> **PROBLEM**
Repeat the listing exactly as given, omitting every image.

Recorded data
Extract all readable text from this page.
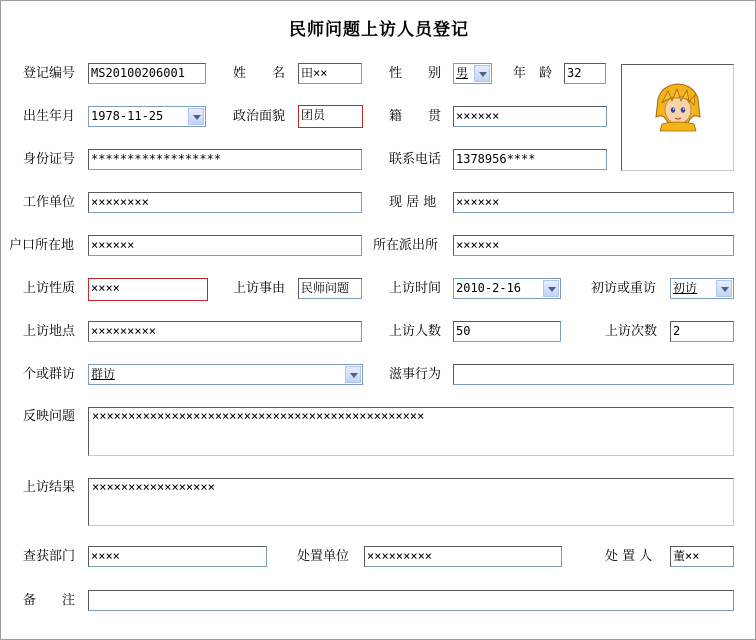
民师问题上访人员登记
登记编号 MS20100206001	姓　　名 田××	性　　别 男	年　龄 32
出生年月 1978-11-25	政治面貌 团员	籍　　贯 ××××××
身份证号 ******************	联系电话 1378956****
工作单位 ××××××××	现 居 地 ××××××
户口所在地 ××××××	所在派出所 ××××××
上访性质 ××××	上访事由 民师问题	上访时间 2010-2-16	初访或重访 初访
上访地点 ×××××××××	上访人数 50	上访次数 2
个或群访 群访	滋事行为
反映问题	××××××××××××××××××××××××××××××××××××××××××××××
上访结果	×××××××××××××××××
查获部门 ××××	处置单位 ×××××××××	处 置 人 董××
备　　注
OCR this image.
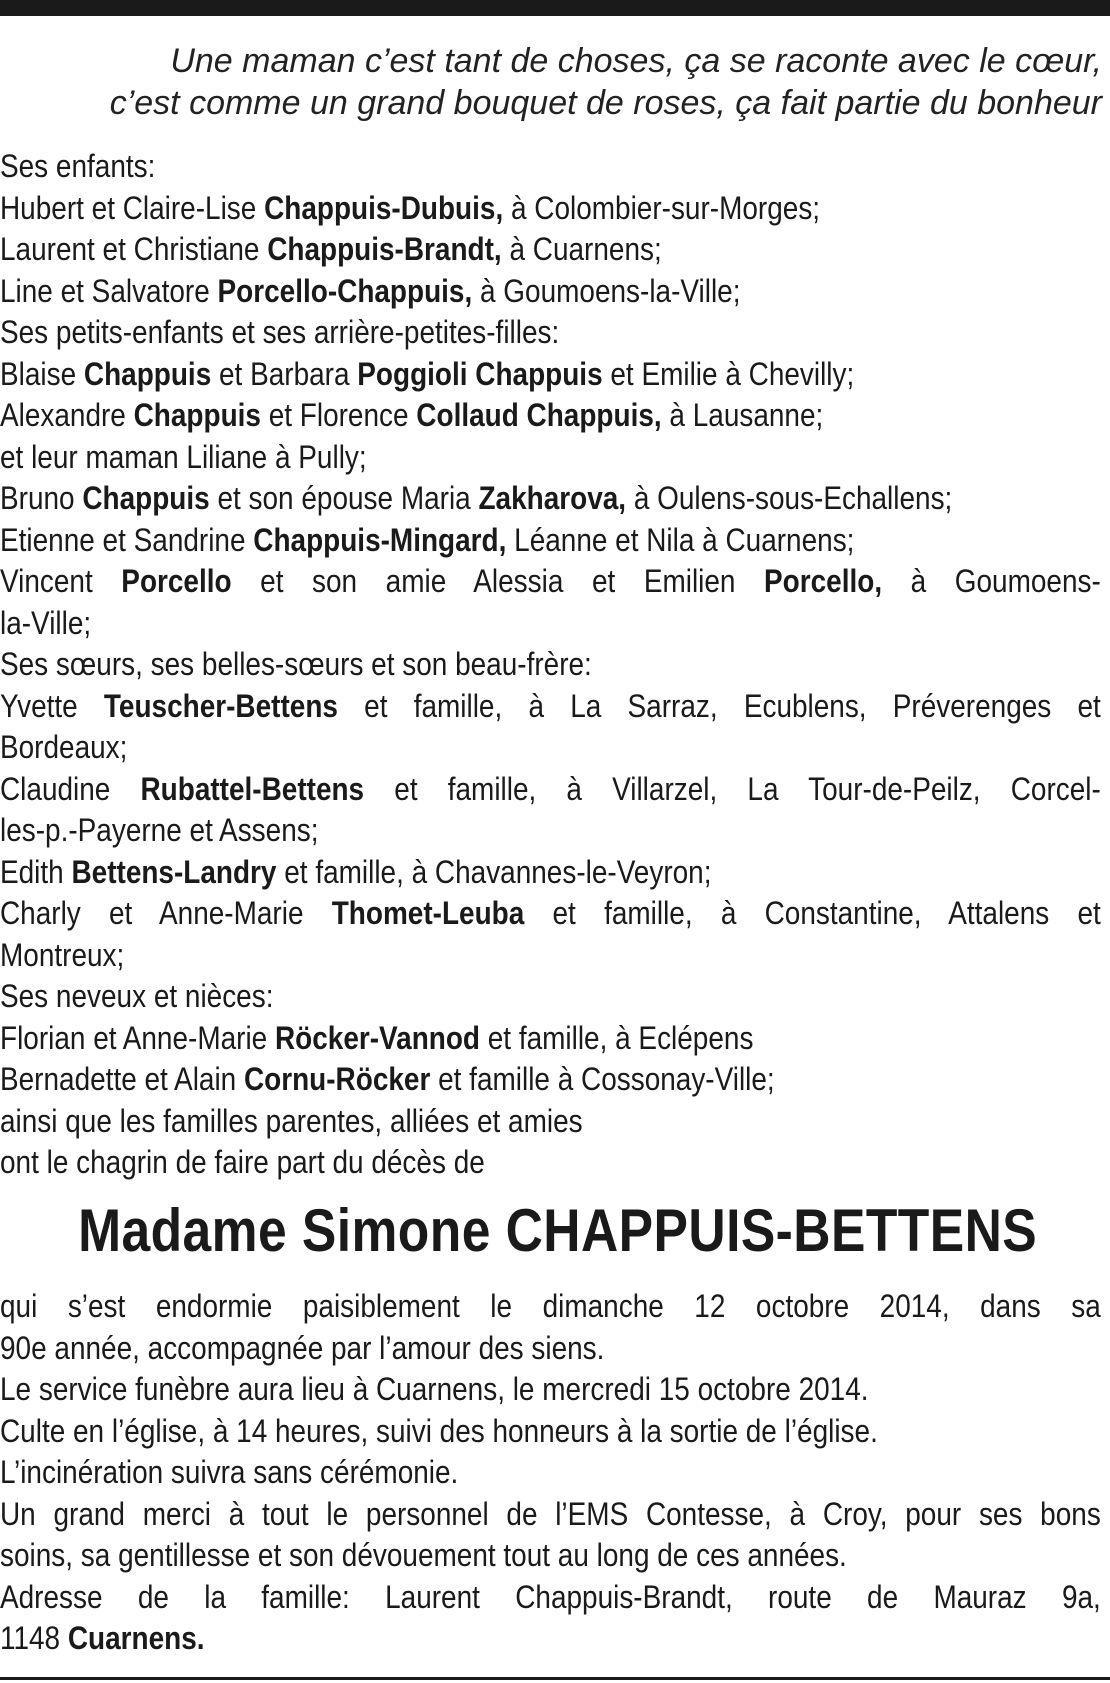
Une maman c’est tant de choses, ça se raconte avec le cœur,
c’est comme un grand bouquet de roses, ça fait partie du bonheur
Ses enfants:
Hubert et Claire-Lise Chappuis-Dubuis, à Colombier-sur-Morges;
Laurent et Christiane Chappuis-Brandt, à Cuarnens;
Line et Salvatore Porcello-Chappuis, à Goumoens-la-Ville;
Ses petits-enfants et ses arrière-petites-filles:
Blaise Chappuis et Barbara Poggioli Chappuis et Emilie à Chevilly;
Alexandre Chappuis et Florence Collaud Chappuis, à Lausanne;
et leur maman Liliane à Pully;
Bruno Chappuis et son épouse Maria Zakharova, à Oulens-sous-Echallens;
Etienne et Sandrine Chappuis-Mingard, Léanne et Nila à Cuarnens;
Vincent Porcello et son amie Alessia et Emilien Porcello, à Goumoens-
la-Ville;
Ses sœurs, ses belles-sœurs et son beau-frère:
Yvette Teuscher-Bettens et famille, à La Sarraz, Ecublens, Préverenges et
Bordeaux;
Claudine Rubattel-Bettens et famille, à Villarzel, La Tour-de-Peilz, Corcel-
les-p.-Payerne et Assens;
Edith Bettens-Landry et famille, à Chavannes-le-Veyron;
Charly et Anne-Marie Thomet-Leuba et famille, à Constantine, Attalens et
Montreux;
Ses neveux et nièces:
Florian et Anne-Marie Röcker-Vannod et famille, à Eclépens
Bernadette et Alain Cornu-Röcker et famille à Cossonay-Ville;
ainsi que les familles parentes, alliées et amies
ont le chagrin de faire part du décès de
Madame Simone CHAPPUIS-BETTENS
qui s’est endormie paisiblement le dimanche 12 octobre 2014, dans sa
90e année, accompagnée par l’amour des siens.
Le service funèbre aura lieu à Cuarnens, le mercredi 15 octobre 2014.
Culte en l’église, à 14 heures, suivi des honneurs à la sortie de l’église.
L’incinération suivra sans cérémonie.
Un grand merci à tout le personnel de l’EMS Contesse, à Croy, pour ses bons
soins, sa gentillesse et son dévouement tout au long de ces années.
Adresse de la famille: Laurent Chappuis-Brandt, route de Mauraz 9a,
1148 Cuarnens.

> **SOLUTION TO THE PROBLEM**
Extract all readable text from this page.
民师问题上访人员登记
登记编号 MS20100206001	姓　　名 田××	性　　别 男	年　龄 32
出生年月 1978-11-25	政治面貌 团员	籍　　贯 ××××××
身份证号 ******************	联系电话 1378956****
工作单位 ××××××××	现 居 地 ××××××
户口所在地 ××××××	所在派出所 ××××××
上访性质 ××××	上访事由 民师问题	上访时间 2010-2-16	初访或重访 初访
上访地点 ×××××××××	上访人数 50	上访次数 2
个或群访 群访	滋事行为
反映问题	××××××××××××××××××××××××××××××××××××××××××××××
上访结果	×××××××××××××××××
查获部门 ××××	处置单位 ×××××××××	处 置 人 董××
备　　注
OCR this image.
Une maman c’est tant de choses, ça se raconte avec le cœur,
c’est comme un grand bouquet de roses, ça fait partie du bonheur
Ses enfants:
Hubert et Claire-Lise Chappuis-Dubuis, à Colombier-sur-Morges;
Laurent et Christiane Chappuis-Brandt, à Cuarnens;
Line et Salvatore Porcello-Chappuis, à Goumoens-la-Ville;
Ses petits-enfants et ses arrière-petites-filles:
Blaise Chappuis et Barbara Poggioli Chappuis et Emilie à Chevilly;
Alexandre Chappuis et Florence Collaud Chappuis, à Lausanne;
et leur maman Liliane à Pully;
Bruno Chappuis et son épouse Maria Zakharova, à Oulens-sous-Echallens;
Etienne et Sandrine Chappuis-Mingard, Léanne et Nila à Cuarnens;
Vincent Porcello et son amie Alessia et Emilien Porcello, à Goumoens-
la-Ville;
Ses sœurs, ses belles-sœurs et son beau-frère:
Yvette Teuscher-Bettens et famille, à La Sarraz, Ecublens, Préverenges et
Bordeaux;
Claudine Rubattel-Bettens et famille, à Villarzel, La Tour-de-Peilz, Corcel-
les-p.-Payerne et Assens;
Edith Bettens-Landry et famille, à Chavannes-le-Veyron;
Charly et Anne-Marie Thomet-Leuba et famille, à Constantine, Attalens et
Montreux;
Ses neveux et nièces:
Florian et Anne-Marie Röcker-Vannod et famille, à Eclépens
Bernadette et Alain Cornu-Röcker et famille à Cossonay-Ville;
ainsi que les familles parentes, alliées et amies
ont le chagrin de faire part du décès de
Madame Simone CHAPPUIS-BETTENS
qui s’est endormie paisiblement le dimanche 12 octobre 2014, dans sa
90e année, accompagnée par l’amour des siens.
Le service funèbre aura lieu à Cuarnens, le mercredi 15 octobre 2014.
Culte en l’église, à 14 heures, suivi des honneurs à la sortie de l’église.
L’incinération suivra sans cérémonie.
Un grand merci à tout le personnel de l’EMS Contesse, à Croy, pour ses bons
soins, sa gentillesse et son dévouement tout au long de ces années.
Adresse de la famille: Laurent Chappuis-Brandt, route de Mauraz 9a,
1148 Cuarnens.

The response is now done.